▶ ARTICLE
Once an armed response by the US had begun, "Butwhatabout" turned into moral equivalence, or "we are all guilty," or tu quoque. The veteran critic and novelist John Berger (yes, still with us) called the mass murder in New York "the direct result of trying to impose everywhere the new world economic order (the abstract, soaring, groundless market) which insists that man’s supreme task is to make profit," and he added that the American war in Afghanistan was an "act of terror against the people of the world."

One step further on from "We are all guilty" was "We ourselves are the truly guilty ones." Two Englishwomen set a high standard here. Mary Beard, Cambridge don and classics editor of the TLS, could not repress "the feeling that, however tactfully you dress it up, the United States had it coming" (not very tactfully, as far as the bereaved of New York were concerned, one might have thought). And Rosie Boycott, who has edited two national newspapers, thought that "the west should take the blame for pushing people in third world countries to the end of their tether." (Do you "push" anyone to the end of a tether? And anyway, Osama bin Laden might bring to mind what a friend of Philip Toynbee said when that well-worn phrase was used about Toynbee: "I didn’t think Philip had a tether.")

At its most extreme, "they had it coming" was used to blame the Americans in general, and even those in the World Trade Centre, for electing the wrong kind of president. "American bond traders, you may say, are as innocent and as undeserving of terror as Vietnamese or Iraqi peasants," the New Statesman said in a memorable leader. "Well, yes and no… Americans, unlike Iraqis and many others in poor countries, at least have the privileges of democracy and freedom that allow them to vote and speak in favour of a different order. If the US often seems a greedy and overweening power, that is partly because its people have willed it. They preferred George Bush to Al Gore and both to Ralph Nader."

Actually, the 3,000 dead in New York must have included people who did vote for Nader, and more who voted for Gore. That was recognised, in a peculiarly foolish way, by the egregious Michael Moore (a stupid white man if ever there was): "Many families have been devastated tonight. This just is not right. They did not deserve to die. If someone did this to get back at Bush, then they did so by killing thousands of people who did not vote for him! Boston, New York, DC, and the planes’ destination of California—these were places that voted against Bush!" Presumably the terrorist murders were wrong in liberal Manhattan, but would have been all right if al Qaeda had attacked Phoenix or Atlanta. Or perhaps terrorists should find means of attack which distinguish between good and bad, killing the Republicans but sparing anyone who voted for an environmentally-correct candidate.

▶ DATASET CONTENT
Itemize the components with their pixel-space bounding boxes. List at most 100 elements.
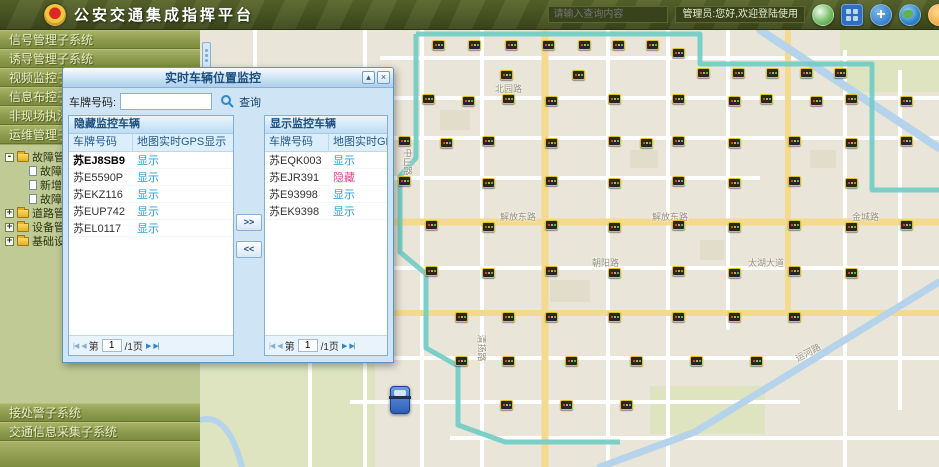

▶ SET PROBLEM
List the places that the Michael Moore quotation in the article names as having voted against Bush. The lines are not needed.

▶ SOLVED EXERCISE
Boston, New York, DC, California